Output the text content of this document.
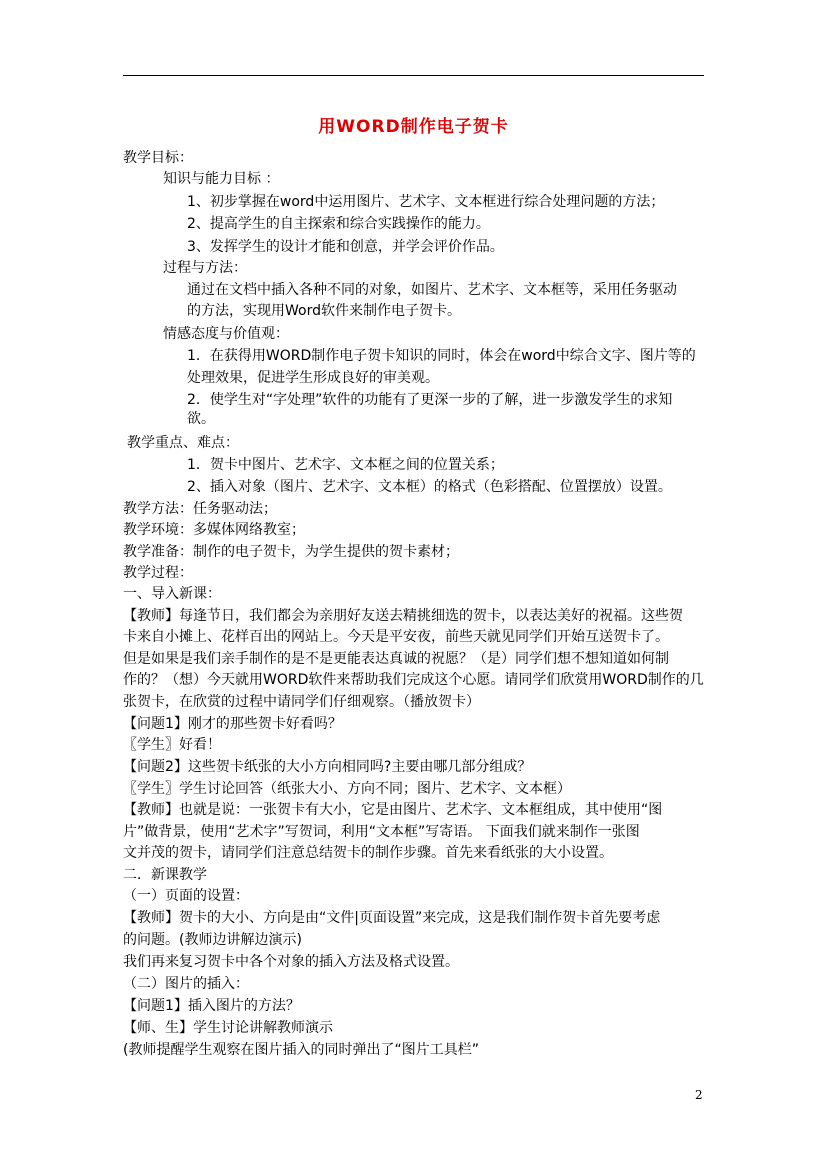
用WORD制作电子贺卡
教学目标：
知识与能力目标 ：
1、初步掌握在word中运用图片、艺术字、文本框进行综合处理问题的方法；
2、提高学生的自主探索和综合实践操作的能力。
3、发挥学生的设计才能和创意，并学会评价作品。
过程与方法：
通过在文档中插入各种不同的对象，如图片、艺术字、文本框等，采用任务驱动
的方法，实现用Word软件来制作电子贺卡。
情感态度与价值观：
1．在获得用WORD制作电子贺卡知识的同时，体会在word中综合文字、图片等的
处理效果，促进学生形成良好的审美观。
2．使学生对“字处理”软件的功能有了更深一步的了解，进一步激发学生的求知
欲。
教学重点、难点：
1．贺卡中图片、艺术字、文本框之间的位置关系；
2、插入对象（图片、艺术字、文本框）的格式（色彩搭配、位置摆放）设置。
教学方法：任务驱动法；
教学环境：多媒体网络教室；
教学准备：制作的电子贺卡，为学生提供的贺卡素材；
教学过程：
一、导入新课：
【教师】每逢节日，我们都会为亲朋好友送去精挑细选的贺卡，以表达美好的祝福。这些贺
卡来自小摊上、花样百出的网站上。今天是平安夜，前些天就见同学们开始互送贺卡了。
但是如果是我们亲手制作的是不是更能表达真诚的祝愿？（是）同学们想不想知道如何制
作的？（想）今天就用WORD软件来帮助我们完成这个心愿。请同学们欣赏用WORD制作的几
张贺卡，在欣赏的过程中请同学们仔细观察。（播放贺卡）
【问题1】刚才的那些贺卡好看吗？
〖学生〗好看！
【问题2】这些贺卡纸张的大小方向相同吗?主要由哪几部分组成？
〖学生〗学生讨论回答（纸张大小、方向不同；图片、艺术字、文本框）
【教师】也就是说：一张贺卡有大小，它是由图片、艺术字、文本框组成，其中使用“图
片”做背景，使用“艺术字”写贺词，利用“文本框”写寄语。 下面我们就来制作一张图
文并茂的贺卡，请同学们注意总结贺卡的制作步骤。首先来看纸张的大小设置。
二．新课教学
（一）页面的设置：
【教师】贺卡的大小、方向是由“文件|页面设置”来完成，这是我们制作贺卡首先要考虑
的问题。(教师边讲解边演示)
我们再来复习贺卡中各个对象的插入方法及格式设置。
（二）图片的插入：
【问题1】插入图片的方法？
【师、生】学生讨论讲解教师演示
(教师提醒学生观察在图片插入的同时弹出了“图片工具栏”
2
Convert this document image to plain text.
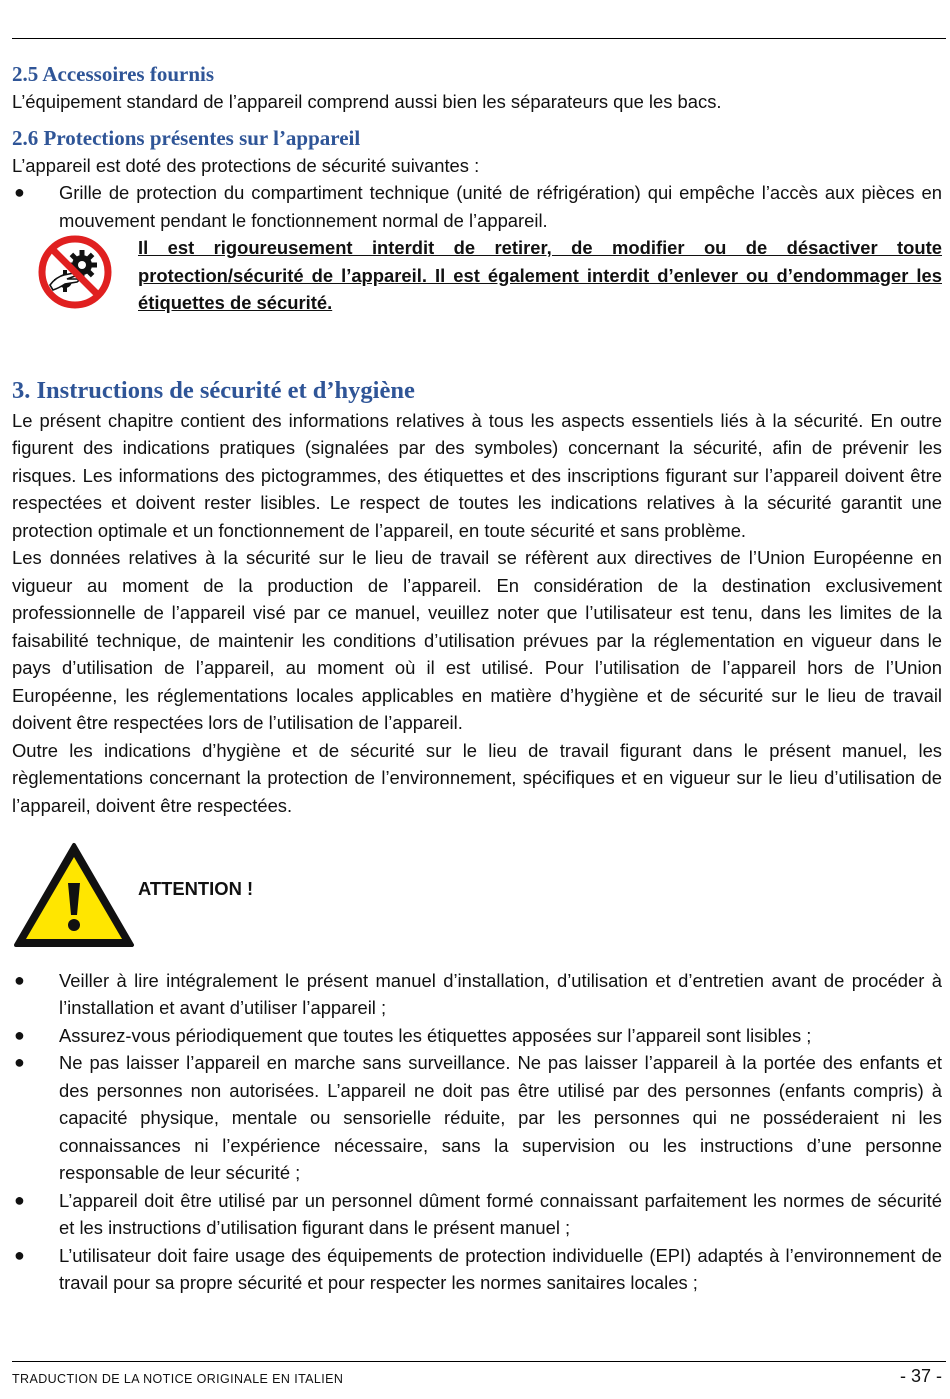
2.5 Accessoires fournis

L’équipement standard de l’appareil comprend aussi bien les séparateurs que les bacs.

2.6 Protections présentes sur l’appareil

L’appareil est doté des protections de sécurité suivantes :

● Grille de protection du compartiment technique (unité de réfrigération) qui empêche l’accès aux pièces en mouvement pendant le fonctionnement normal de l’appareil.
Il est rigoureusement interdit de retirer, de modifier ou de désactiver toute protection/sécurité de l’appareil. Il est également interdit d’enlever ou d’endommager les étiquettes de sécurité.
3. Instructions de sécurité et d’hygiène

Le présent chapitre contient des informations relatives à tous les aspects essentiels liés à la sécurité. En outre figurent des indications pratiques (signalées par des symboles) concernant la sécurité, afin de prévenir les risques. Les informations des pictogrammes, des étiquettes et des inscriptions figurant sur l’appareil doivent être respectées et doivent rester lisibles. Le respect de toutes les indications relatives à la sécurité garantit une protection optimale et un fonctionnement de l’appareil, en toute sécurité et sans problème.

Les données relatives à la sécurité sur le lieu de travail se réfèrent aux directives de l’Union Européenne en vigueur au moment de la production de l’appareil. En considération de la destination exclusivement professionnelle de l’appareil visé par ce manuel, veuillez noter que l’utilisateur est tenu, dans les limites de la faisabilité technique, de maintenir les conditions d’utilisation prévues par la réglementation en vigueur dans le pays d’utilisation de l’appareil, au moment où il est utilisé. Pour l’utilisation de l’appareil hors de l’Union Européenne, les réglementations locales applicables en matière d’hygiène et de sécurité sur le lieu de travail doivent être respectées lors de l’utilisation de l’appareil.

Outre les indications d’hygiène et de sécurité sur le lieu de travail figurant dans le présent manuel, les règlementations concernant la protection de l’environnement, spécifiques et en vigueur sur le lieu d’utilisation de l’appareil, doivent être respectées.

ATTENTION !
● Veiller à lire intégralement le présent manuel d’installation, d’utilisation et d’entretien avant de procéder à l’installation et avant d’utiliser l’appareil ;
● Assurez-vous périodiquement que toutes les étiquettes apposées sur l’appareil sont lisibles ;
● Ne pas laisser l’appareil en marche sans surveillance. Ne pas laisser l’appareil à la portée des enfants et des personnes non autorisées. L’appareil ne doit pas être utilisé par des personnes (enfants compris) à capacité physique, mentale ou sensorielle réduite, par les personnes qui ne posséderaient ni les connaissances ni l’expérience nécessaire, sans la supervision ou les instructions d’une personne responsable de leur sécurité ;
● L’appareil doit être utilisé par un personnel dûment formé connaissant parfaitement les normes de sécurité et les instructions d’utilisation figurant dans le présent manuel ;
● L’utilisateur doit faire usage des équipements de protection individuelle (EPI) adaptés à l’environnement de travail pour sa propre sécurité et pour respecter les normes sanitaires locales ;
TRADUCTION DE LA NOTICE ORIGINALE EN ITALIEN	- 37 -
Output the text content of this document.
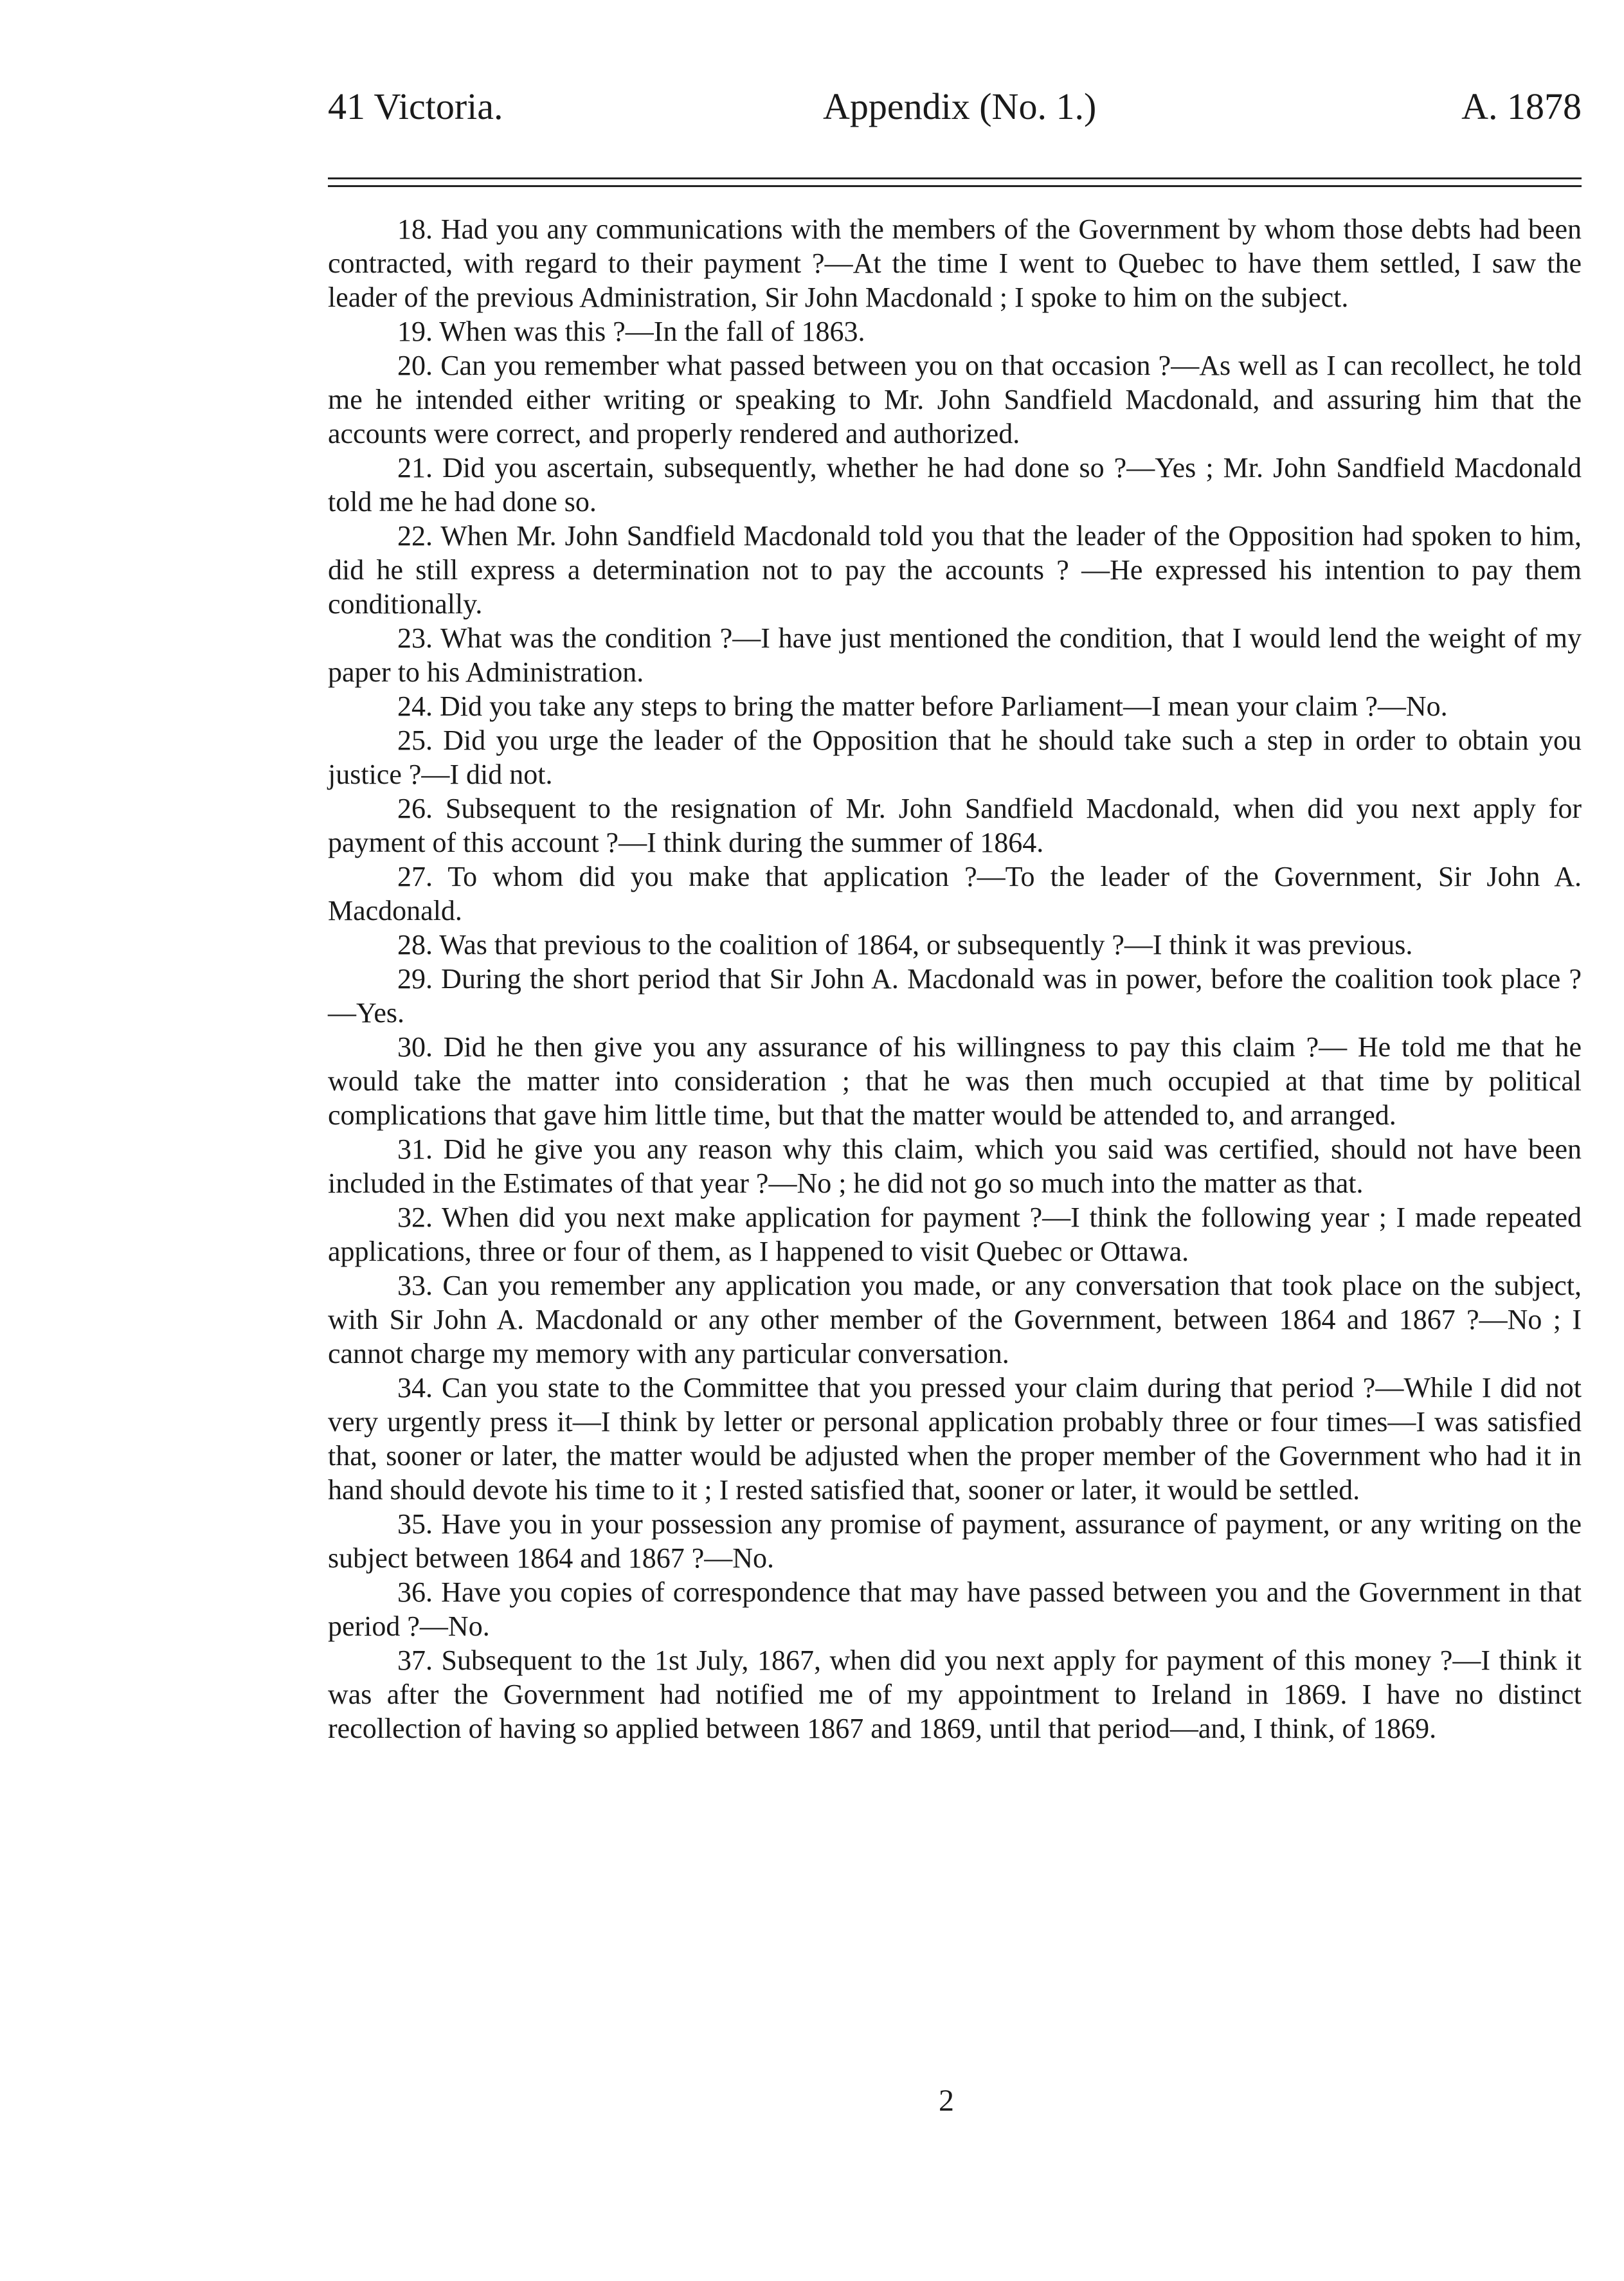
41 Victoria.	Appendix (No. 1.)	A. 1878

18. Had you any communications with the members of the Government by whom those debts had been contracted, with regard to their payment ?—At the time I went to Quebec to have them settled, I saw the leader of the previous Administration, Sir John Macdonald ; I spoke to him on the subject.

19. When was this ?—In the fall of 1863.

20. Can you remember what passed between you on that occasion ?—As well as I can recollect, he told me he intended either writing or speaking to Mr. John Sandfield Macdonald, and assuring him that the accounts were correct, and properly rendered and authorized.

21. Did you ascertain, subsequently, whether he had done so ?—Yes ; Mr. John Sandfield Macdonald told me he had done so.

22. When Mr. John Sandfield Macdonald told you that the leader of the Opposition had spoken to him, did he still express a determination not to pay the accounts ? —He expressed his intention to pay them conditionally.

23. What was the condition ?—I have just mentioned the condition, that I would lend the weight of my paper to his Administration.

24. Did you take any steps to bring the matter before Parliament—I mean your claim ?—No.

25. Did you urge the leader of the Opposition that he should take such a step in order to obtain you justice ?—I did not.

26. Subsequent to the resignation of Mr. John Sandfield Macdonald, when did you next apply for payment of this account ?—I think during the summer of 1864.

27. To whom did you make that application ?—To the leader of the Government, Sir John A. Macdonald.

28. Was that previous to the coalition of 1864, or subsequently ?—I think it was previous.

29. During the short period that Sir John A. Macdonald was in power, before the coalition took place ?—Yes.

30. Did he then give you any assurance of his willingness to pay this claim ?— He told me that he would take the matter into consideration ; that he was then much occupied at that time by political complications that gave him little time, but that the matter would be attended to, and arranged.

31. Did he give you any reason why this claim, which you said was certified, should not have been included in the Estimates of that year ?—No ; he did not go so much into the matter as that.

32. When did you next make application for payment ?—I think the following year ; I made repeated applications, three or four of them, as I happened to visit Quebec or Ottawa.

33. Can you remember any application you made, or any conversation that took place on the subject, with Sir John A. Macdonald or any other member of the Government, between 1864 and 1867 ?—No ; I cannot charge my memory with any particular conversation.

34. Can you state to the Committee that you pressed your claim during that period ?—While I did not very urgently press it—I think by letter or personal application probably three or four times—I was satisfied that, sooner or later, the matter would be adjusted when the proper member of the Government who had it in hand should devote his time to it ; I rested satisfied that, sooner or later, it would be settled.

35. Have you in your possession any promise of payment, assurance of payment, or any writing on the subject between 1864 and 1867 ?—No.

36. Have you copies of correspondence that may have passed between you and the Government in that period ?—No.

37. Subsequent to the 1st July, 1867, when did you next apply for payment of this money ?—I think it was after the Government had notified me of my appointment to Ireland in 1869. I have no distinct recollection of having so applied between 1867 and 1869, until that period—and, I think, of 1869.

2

WRITTEN TASK: Select every line where the word "make" occurs.

FULL RESPONSE:
27. To whom did you make that application ?—To the leader of the Government, Sir John A. Macdonald.
32. When did you next make application for payment ?—I think the following year ; I made repeated applications, three or four of them, as I happened to visit Quebec or Ottawa.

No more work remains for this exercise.